(What you should do) Repeat all of the data precisely.

═════ Supplied data

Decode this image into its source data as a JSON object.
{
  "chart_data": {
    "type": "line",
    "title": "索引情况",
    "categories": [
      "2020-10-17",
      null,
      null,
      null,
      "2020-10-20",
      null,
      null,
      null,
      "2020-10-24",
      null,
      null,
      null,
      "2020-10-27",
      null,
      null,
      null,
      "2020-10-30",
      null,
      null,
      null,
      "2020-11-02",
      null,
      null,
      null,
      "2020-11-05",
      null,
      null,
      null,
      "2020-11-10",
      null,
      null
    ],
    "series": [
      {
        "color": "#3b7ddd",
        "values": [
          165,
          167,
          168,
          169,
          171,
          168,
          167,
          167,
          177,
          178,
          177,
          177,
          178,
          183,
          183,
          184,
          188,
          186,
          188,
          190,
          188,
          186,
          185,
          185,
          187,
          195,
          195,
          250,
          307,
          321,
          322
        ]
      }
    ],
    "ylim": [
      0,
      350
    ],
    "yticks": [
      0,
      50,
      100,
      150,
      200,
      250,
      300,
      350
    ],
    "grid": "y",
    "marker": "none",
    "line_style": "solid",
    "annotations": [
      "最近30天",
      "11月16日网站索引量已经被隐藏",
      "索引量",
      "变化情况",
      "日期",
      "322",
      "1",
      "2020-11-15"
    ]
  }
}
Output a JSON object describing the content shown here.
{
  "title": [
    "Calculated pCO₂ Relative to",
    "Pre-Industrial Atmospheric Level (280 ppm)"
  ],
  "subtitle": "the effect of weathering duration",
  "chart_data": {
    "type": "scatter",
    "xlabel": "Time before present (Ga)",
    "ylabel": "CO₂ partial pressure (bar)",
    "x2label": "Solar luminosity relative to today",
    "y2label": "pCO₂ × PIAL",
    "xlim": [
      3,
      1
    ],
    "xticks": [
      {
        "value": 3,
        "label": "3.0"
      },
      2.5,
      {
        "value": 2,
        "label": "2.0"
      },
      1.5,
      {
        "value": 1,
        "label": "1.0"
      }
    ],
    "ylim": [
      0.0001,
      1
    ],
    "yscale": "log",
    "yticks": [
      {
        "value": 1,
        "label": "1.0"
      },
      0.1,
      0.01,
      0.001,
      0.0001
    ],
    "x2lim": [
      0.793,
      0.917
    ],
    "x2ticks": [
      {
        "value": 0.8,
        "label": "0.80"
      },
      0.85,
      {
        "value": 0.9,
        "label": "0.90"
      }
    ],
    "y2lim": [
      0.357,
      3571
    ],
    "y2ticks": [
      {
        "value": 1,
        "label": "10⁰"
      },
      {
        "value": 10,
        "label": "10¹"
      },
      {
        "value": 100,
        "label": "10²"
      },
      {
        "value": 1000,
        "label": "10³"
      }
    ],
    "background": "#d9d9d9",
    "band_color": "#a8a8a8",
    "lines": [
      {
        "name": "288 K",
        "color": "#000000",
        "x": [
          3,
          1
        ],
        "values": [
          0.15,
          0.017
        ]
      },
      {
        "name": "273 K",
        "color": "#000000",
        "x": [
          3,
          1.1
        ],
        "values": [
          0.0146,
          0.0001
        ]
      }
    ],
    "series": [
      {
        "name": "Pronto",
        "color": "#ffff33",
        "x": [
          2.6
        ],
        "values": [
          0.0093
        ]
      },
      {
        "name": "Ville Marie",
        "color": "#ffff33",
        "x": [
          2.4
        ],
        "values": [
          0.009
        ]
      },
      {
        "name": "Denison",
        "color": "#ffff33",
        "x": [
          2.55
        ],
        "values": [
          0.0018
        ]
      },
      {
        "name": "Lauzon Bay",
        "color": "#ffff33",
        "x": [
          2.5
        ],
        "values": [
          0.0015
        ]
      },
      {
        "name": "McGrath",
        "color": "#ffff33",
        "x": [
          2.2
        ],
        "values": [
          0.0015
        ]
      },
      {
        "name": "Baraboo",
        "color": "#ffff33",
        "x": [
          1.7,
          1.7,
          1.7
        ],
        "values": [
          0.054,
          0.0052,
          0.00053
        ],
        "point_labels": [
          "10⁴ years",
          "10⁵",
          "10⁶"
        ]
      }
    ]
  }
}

══════════

(Result of this exercise)
Decode this image into its source data as a JSON object.
{
  "chart_data": {
    "type": "line",
    "title": "索引情况",
    "categories": [
      "2020-10-17",
      null,
      null,
      null,
      "2020-10-20",
      null,
      null,
      null,
      "2020-10-24",
      null,
      null,
      null,
      "2020-10-27",
      null,
      null,
      null,
      "2020-10-30",
      null,
      null,
      null,
      "2020-11-02",
      null,
      null,
      null,
      "2020-11-05",
      null,
      null,
      null,
      "2020-11-10",
      null,
      null
    ],
    "series": [
      {
        "color": "#3b7ddd",
        "values": [
          165,
          167,
          168,
          169,
          171,
          168,
          167,
          167,
          177,
          178,
          177,
          177,
          178,
          183,
          183,
          184,
          188,
          186,
          188,
          190,
          188,
          186,
          185,
          185,
          187,
          195,
          195,
          250,
          307,
          321,
          322
        ]
      }
    ],
    "ylim": [
      0,
      350
    ],
    "yticks": [
      0,
      50,
      100,
      150,
      200,
      250,
      300,
      350
    ],
    "grid": "y",
    "marker": "none",
    "line_style": "solid",
    "annotations": [
      "最近30天",
      "11月16日网站索引量已经被隐藏",
      "索引量",
      "变化情况",
      "日期",
      "322",
      "1",
      "2020-11-15"
    ]
  }
}
Output a JSON object describing the content shown here.
{
  "title": [
    "Calculated pCO₂ Relative to",
    "Pre-Industrial Atmospheric Level (280 ppm)"
  ],
  "subtitle": "the effect of weathering duration",
  "chart_data": {
    "type": "scatter",
    "xlabel": "Time before present (Ga)",
    "ylabel": "CO₂ partial pressure (bar)",
    "x2label": "Solar luminosity relative to today",
    "y2label": "pCO₂ × PIAL",
    "xlim": [
      3,
      1
    ],
    "xticks": [
      {
        "value": 3,
        "label": "3.0"
      },
      2.5,
      {
        "value": 2,
        "label": "2.0"
      },
      1.5,
      {
        "value": 1,
        "label": "1.0"
      }
    ],
    "ylim": [
      0.0001,
      1
    ],
    "yscale": "log",
    "yticks": [
      {
        "value": 1,
        "label": "1.0"
      },
      0.1,
      0.01,
      0.001,
      0.0001
    ],
    "x2lim": [
      0.793,
      0.917
    ],
    "x2ticks": [
      {
        "value": 0.8,
        "label": "0.80"
      },
      0.85,
      {
        "value": 0.9,
        "label": "0.90"
      }
    ],
    "y2lim": [
      0.357,
      3571
    ],
    "y2ticks": [
      {
        "value": 1,
        "label": "10⁰"
      },
      {
        "value": 10,
        "label": "10¹"
      },
      {
        "value": 100,
        "label": "10²"
      },
      {
        "value": 1000,
        "label": "10³"
      }
    ],
    "background": "#d9d9d9",
    "band_color": "#a8a8a8",
    "lines": [
      {
        "name": "288 K",
        "color": "#000000",
        "x": [
          3,
          1
        ],
        "values": [
          0.15,
          0.017
        ]
      },
      {
        "name": "273 K",
        "color": "#000000",
        "x": [
          3,
          1.1
        ],
        "values": [
          0.0146,
          0.0001
        ]
      }
    ],
    "series": [
      {
        "name": "Pronto",
        "color": "#ffff33",
        "x": [
          2.6
        ],
        "values": [
          0.0093
        ]
      },
      {
        "name": "Ville Marie",
        "color": "#ffff33",
        "x": [
          2.4
        ],
        "values": [
          0.009
        ]
      },
      {
        "name": "Denison",
        "color": "#ffff33",
        "x": [
          2.55
        ],
        "values": [
          0.0018
        ]
      },
      {
        "name": "Lauzon Bay",
        "color": "#ffff33",
        "x": [
          2.5
        ],
        "values": [
          0.0015
        ]
      },
      {
        "name": "McGrath",
        "color": "#ffff33",
        "x": [
          2.2
        ],
        "values": [
          0.0015
        ]
      },
      {
        "name": "Baraboo",
        "color": "#ffff33",
        "x": [
          1.7,
          1.7,
          1.7
        ],
        "values": [
          0.054,
          0.0052,
          0.00053
        ],
        "point_labels": [
          "10⁴ years",
          "10⁵",
          "10⁶"
        ]
      }
    ]
  }
}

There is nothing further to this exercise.